_Liste des tâches_:
**a.** Ces affirmations concordent-elles avec le texte sur le voyage d'études de la filière bois ? Répondez par oui ou non à chacune et citez à l'identique les mots du texte qui tranchent. (i) Une cinquantaine de professionnels ont pris part au voyage. (ii) Ligne Bois regroupe moins de 100 entreprises. (iii) L'ULiège coordonne l'IIS Valbowal.
**b.** Remplacez "Vorarlberg" par "Tyrol" dans le passage du texte sur le voyage d'études de la filière bois qui commence par "Tel était le" et se poursuit jusqu'à "privés que publics.", puis redonnez ce passage.
**c.** Poursuivez le texte sur le voyage d'études de la filière bois à partir de l'endroit où il s'arrête.

Tel était le programme préparé pour une cinquantaine de professionnels de la filière bois venus de Belgique, d’Allemagne et du Luxembourg pour ce voyage d’études au Vorarlberg, land autrichien exemplaire au travers de son usage raisonné du bois local, sa gestion forestière rigoureuse et l’engagement fort de tous ses acteurs tant privés que publics.
Ce déplacement s’inscrivait dans le cadre du projet européen Interreg VI W.A.V.E. (Wood Added Value Enabler) et de l’IIS (pour Initiative d’Innovation Stratégique) Valbowal, deux programmes visant à développer et reconsolider une chaîne de valeur locale, durable et circulaire en faveur du matériau bois. Cette mission était portée par les partenaires de W.A.V.E : Ligne Bois, asbl regroupant de plus de 140 entreprises wallonnes et bruxelloises issues de la construction bois et biosourcée, WFG, l’Organe de promotion économique pour l’Est de la Belgique, IZES, l’Institut allemand de recherche sur l’énergie et les flux de matériaux, DLG Bau Saar, l’association patronale du bâtiment en Sarre ainsi que l’ULiège, coordinatrice de l’IIS Valbowal. L’objectif était multiple : s’inspirer du modèle développé au Vorarlberg pour redonner accès à la ressource forestière locale, stimuler de nouveaux débouchés, démontrer la viabilité économique d’une filière bois intégrée et encourager une dynamique collective entre acteurs transfrontaliers autour d’une approche concertée et cohérente.

_Données de disposition spatiale_:
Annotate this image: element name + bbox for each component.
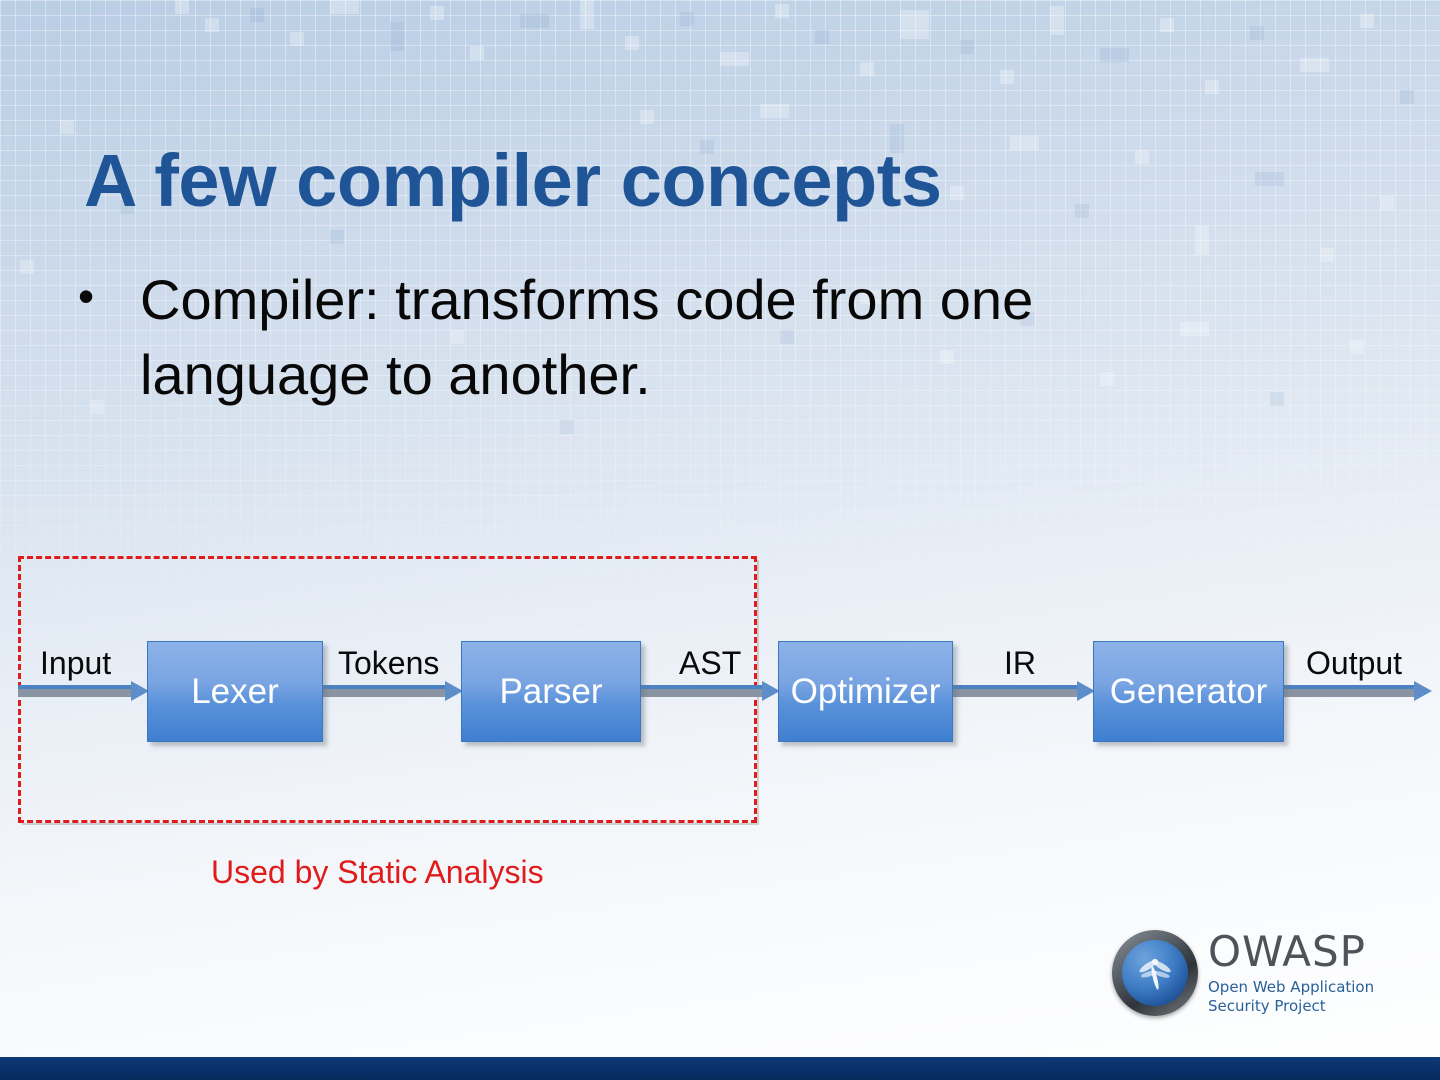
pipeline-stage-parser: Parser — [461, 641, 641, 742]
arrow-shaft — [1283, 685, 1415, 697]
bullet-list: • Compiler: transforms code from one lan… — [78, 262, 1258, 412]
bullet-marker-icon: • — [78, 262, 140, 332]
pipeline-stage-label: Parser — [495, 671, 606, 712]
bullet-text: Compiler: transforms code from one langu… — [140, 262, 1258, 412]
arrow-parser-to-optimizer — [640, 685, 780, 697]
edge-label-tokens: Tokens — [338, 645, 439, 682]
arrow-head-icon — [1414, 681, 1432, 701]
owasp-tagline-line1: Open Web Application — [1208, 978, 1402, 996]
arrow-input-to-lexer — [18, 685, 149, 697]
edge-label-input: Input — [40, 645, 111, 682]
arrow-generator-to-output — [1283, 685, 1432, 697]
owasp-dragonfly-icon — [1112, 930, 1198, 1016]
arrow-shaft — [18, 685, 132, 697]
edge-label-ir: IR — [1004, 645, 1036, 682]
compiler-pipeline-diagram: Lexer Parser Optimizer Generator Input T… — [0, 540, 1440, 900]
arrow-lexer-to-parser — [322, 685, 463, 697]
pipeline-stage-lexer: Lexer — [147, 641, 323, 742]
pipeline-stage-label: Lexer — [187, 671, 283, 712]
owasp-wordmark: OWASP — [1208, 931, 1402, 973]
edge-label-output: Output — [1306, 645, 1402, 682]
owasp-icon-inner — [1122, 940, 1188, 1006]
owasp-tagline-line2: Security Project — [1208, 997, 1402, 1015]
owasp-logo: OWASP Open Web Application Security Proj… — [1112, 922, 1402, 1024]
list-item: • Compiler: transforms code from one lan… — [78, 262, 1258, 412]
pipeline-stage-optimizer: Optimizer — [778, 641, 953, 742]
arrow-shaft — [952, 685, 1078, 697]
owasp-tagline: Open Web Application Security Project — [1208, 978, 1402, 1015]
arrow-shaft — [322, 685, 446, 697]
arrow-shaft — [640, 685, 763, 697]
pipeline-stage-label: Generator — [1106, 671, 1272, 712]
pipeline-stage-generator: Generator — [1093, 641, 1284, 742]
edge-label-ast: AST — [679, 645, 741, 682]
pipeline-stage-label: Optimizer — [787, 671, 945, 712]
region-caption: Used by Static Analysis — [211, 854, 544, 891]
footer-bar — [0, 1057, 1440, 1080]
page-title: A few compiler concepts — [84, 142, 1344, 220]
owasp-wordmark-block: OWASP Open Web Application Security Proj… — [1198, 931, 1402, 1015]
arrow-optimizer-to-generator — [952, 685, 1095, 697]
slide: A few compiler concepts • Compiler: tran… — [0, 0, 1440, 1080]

...

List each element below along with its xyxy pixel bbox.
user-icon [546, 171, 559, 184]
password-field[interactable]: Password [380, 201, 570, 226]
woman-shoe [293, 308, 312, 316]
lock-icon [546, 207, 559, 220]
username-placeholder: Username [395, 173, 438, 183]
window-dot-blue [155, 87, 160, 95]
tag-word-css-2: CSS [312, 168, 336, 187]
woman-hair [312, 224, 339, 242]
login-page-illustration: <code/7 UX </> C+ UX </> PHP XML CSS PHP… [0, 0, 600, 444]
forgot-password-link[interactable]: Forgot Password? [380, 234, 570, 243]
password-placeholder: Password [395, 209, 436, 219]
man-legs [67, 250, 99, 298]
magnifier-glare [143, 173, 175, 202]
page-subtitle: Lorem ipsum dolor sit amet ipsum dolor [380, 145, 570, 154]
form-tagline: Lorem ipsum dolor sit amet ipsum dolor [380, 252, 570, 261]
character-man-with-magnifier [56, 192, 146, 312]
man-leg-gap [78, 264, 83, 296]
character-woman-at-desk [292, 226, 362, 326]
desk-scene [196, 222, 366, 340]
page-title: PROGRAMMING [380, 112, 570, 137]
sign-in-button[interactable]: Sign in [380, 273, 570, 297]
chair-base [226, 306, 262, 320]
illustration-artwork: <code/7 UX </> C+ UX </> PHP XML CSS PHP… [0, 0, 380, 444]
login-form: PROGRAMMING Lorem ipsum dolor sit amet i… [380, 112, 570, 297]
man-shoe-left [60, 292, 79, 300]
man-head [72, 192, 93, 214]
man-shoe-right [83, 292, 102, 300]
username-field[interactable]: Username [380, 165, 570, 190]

_Réponses_:
**a.**
(i) Oui : « une cinquantaine de professionnels de la filière bois ».
(ii) Non : « regroupant de plus de 140 entreprises wallonnes et bruxelloises ».
(iii) Oui : « l’ULiège, coordinatrice de l’IIS Valbowal ».

**b.**
Tel était le programme préparé pour une cinquantaine de professionnels de la filière bois venus de Belgique, d’Allemagne et du Luxembourg pour ce voyage d’études au Tyrol, land autrichien exemplaire au travers de son usage raisonné du bois local, sa gestion forestière rigoureuse et l’engagement fort de tous ses acteurs tant privés que publics.

**c.**
Le Vorarlberg, région aux multiples facettes historiques…
Aux 17è et 18è siècles, des artisans - parmi lesquels des maçons, charpentiers, tailleurs de pierres ou stucateurs, et des maîtres d’œuvres (Barockbaumeister) particulièrement sachants et habiles issus du Bregenzerwald - la région montagneuse du land Vorarlberg, inondèrent le sud de l’Allemagne, la Suisse mais aussi l’Alsace pour y dispenser leurs savoir-faire et y construire plusieurs centaines d’édifices remarquables parmi lesquelles des demeures, palais, monastères ou encore des églises ; la plupart de ces bâtisseurs provenaient de l’ « Auer Zunft » (la guilde d’Au, Au étant un village du Bregenzerwald), apparentés et regroupés en grandes familles d’artisans sur plusieurs générations. Le principe unique de transmission et de partage des savoirs ainsi que le perfectionnement des techniques selon le principe du compagnonnage firent les beaux jours de cette guilde qui compta jusqu’à près de 900 artisans et qui fut dissoute en 1868.
Cet éclat artistique et intellectuel contraste avec l’extrême pauvreté de certaines régions alpines, comme le furent jadis une partie de l’Autriche ou de la Suisse, « affublées » de terres agricoles à très faibles rendements, obligeant les familles paysannes pour subvenir à leurs besoins, à envoyer leurs enfants vers des lieux plus prospères – notamment le Wurtemberg, pour y accomplir des travaux saisonniers.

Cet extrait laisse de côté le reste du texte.